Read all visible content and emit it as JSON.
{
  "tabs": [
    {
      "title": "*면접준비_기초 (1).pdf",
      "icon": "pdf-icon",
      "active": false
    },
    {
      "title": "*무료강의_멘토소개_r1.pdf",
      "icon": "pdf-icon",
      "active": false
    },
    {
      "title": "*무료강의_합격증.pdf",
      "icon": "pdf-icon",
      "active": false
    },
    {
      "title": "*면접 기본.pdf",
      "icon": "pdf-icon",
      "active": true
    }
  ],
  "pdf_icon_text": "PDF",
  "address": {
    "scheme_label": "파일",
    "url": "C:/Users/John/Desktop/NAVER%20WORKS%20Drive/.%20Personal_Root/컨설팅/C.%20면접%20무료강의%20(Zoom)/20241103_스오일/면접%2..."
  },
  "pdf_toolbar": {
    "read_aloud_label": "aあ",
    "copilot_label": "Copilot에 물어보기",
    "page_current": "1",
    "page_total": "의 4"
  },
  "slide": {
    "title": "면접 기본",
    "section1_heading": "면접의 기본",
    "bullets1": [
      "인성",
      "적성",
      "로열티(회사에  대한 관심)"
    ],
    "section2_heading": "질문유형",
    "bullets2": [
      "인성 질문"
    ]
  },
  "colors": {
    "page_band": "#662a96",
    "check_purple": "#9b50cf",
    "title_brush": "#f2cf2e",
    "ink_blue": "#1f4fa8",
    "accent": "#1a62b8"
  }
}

• • • •

> _TASK PROMPT_:
Please return the data above exactly as given.

> _ANSWER TO THIS PROBLEM_:
Read all visible content and emit it as JSON.
{
  "tabs": [
    {
      "title": "*면접준비_기초 (1).pdf",
      "icon": "pdf-icon",
      "active": false
    },
    {
      "title": "*무료강의_멘토소개_r1.pdf",
      "icon": "pdf-icon",
      "active": false
    },
    {
      "title": "*무료강의_합격증.pdf",
      "icon": "pdf-icon",
      "active": false
    },
    {
      "title": "*면접 기본.pdf",
      "icon": "pdf-icon",
      "active": true
    }
  ],
  "pdf_icon_text": "PDF",
  "address": {
    "scheme_label": "파일",
    "url": "C:/Users/John/Desktop/NAVER%20WORKS%20Drive/.%20Personal_Root/컨설팅/C.%20면접%20무료강의%20(Zoom)/20241103_스오일/면접%2..."
  },
  "pdf_toolbar": {
    "read_aloud_label": "aあ",
    "copilot_label": "Copilot에 물어보기",
    "page_current": "1",
    "page_total": "의 4"
  },
  "slide": {
    "title": "면접 기본",
    "section1_heading": "면접의 기본",
    "bullets1": [
      "인성",
      "적성",
      "로열티(회사에  대한 관심)"
    ],
    "section2_heading": "질문유형",
    "bullets2": [
      "인성 질문"
    ]
  },
  "colors": {
    "page_band": "#662a96",
    "check_purple": "#9b50cf",
    "title_brush": "#f2cf2e",
    "ink_blue": "#1f4fa8",
    "accent": "#1a62b8"
  }
}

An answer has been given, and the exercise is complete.